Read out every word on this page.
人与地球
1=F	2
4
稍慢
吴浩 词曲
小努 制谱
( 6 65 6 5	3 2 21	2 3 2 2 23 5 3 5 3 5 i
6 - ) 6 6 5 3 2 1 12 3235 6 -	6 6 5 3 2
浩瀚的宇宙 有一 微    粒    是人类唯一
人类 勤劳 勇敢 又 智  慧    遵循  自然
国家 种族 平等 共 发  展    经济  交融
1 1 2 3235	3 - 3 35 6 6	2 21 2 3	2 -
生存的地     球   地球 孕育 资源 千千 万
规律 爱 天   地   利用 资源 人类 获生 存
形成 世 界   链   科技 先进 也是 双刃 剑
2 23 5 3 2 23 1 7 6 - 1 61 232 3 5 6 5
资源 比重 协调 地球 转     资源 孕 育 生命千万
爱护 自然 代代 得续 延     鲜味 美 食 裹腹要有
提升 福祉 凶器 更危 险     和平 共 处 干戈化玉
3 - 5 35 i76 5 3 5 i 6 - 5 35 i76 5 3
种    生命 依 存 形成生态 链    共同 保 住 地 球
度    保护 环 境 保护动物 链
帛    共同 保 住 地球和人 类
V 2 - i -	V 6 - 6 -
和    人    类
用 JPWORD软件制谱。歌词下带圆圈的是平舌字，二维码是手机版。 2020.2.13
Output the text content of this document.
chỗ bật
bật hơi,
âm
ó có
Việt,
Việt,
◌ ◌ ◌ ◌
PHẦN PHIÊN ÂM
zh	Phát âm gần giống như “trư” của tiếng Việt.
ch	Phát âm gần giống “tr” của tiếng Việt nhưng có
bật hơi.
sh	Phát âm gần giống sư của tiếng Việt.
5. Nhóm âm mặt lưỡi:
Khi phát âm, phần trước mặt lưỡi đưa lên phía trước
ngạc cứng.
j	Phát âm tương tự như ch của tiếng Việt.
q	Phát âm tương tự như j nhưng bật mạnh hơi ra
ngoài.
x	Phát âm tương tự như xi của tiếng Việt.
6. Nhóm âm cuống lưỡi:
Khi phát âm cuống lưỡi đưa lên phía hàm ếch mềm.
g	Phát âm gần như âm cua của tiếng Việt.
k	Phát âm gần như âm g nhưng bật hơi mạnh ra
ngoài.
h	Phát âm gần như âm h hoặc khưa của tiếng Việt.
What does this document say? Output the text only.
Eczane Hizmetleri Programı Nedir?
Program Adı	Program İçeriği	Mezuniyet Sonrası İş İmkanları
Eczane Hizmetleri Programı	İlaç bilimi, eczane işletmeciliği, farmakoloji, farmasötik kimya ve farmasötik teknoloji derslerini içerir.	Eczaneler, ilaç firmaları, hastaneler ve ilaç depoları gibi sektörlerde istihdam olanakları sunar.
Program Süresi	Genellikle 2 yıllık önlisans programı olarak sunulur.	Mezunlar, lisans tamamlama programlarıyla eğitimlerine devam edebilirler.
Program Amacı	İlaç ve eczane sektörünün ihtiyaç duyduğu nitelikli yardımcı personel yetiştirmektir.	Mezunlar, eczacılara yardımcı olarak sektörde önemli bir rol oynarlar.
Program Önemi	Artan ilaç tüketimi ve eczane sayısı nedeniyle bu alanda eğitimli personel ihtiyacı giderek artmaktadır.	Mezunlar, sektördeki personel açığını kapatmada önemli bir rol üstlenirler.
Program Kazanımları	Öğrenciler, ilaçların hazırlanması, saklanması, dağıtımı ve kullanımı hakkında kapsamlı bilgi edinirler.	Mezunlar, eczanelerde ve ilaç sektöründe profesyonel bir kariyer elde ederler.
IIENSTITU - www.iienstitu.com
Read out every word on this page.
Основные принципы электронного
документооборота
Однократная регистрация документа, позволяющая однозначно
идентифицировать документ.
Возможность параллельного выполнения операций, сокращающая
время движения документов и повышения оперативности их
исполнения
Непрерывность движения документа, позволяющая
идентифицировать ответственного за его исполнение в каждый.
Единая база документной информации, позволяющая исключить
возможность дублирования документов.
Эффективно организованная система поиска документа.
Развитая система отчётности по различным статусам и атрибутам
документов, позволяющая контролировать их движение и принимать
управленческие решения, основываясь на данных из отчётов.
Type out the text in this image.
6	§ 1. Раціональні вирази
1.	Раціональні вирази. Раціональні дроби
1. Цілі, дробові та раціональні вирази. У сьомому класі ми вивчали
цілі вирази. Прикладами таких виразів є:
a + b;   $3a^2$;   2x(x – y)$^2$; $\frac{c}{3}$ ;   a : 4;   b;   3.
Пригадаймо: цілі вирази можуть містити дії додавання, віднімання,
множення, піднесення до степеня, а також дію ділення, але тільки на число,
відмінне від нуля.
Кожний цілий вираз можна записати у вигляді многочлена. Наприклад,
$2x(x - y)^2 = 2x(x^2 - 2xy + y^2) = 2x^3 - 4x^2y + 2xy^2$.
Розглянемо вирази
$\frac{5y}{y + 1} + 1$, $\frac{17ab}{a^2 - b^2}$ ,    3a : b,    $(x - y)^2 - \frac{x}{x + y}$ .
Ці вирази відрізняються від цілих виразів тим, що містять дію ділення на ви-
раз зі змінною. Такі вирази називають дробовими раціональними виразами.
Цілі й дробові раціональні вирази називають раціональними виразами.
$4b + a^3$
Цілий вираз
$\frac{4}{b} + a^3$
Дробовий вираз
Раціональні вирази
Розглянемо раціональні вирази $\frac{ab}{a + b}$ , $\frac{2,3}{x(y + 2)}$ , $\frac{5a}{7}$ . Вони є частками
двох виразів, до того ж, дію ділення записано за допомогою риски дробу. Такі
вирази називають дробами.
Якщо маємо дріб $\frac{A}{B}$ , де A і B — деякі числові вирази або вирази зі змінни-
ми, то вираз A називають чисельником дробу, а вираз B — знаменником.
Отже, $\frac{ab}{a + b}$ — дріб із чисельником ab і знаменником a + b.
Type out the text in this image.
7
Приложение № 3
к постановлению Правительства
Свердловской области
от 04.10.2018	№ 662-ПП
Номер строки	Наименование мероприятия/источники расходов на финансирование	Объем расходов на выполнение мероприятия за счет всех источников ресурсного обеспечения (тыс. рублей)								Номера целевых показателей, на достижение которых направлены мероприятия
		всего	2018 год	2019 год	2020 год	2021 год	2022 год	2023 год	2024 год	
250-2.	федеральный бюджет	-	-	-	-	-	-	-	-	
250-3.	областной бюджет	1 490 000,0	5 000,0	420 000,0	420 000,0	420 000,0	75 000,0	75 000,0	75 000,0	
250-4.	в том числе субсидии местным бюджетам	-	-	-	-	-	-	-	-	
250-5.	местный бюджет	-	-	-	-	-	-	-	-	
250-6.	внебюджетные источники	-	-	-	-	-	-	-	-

■ **GIVEN TASK**: Provide only the number of lines in the entries that hold the word "document".

■ **FULL RESPONSE**: 2